▸ **Excerpted passage**
# # # #

Udhao director – Amit Ashraf.

Two years ago, the first teaser for Amit Ashraf's Udhao (Runaway) appeared on YouTube (youtu.be/1DrdOIz-3D0). Armed with a propulsive Iggy Pop beat (Nightclubbing, aka the Trainspotting theme), a thrumming guitar punctuated dimly lit scenes of a man drinking tea. A jump cut to losing consciousness, getting bundled into a van, taken to a village. And then the denouement: slapped hard by his lover. She paid for the kidnapping.

Where did you run to? Why did you disappear? With a woman again? I'll have you this time.
Fragments of this dialogue are in the film, but not translated quite like that. The subtitles were incongruously gentle; I preferred the raw Bangla dialogue. But I wonder whether the rough edges will survive, because there is another impulse inside Runaway, which comes through in the new 2012 trailer: youtu.be/T5pgm5B9j7Q. For clarity, buoyed by an urge to end on the crying woman (the punctuation). This is an impulse that could still betray the story.

# # # #

▸ **Data shown**
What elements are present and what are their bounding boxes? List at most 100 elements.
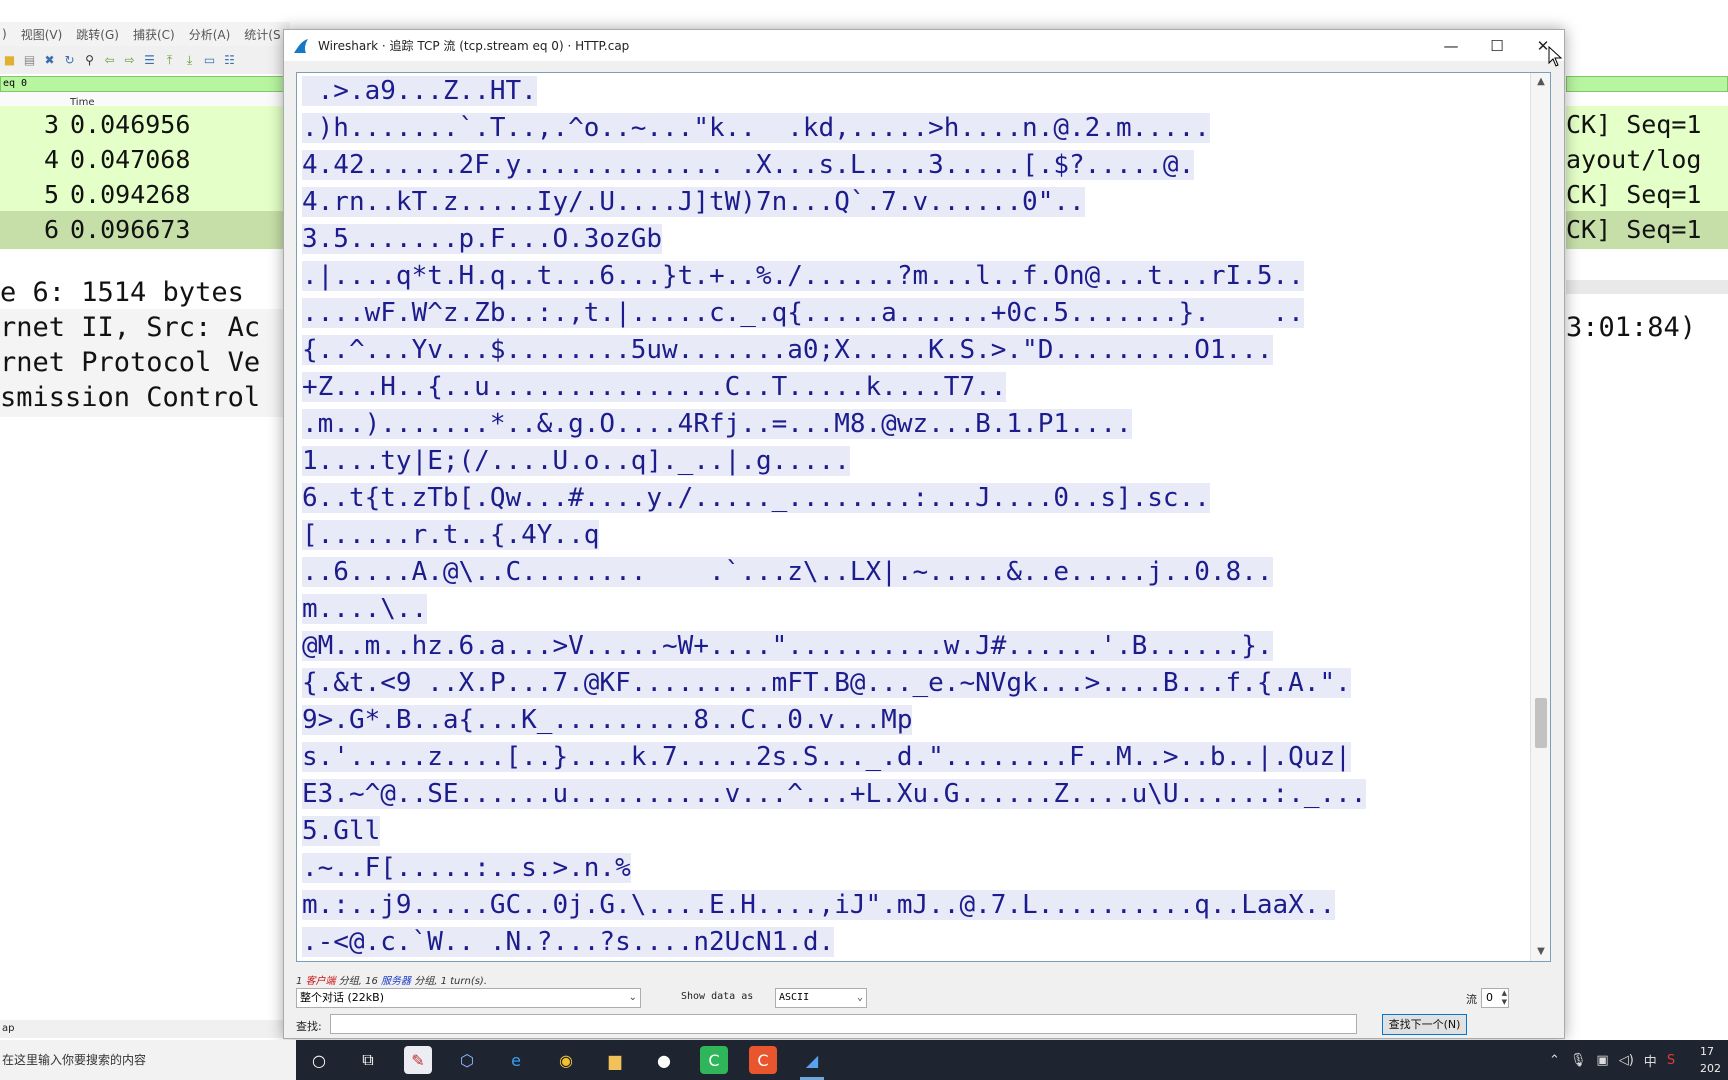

# # # #

▸ **Prompt**
In the passage about the film Udhao, which Iggy Pop track plays in the first teaser? The lines are separate material, apart from the passage about the film Udhao.

▸ **Response for this exercise**
"Nightclubbing," also known as the Trainspotting theme.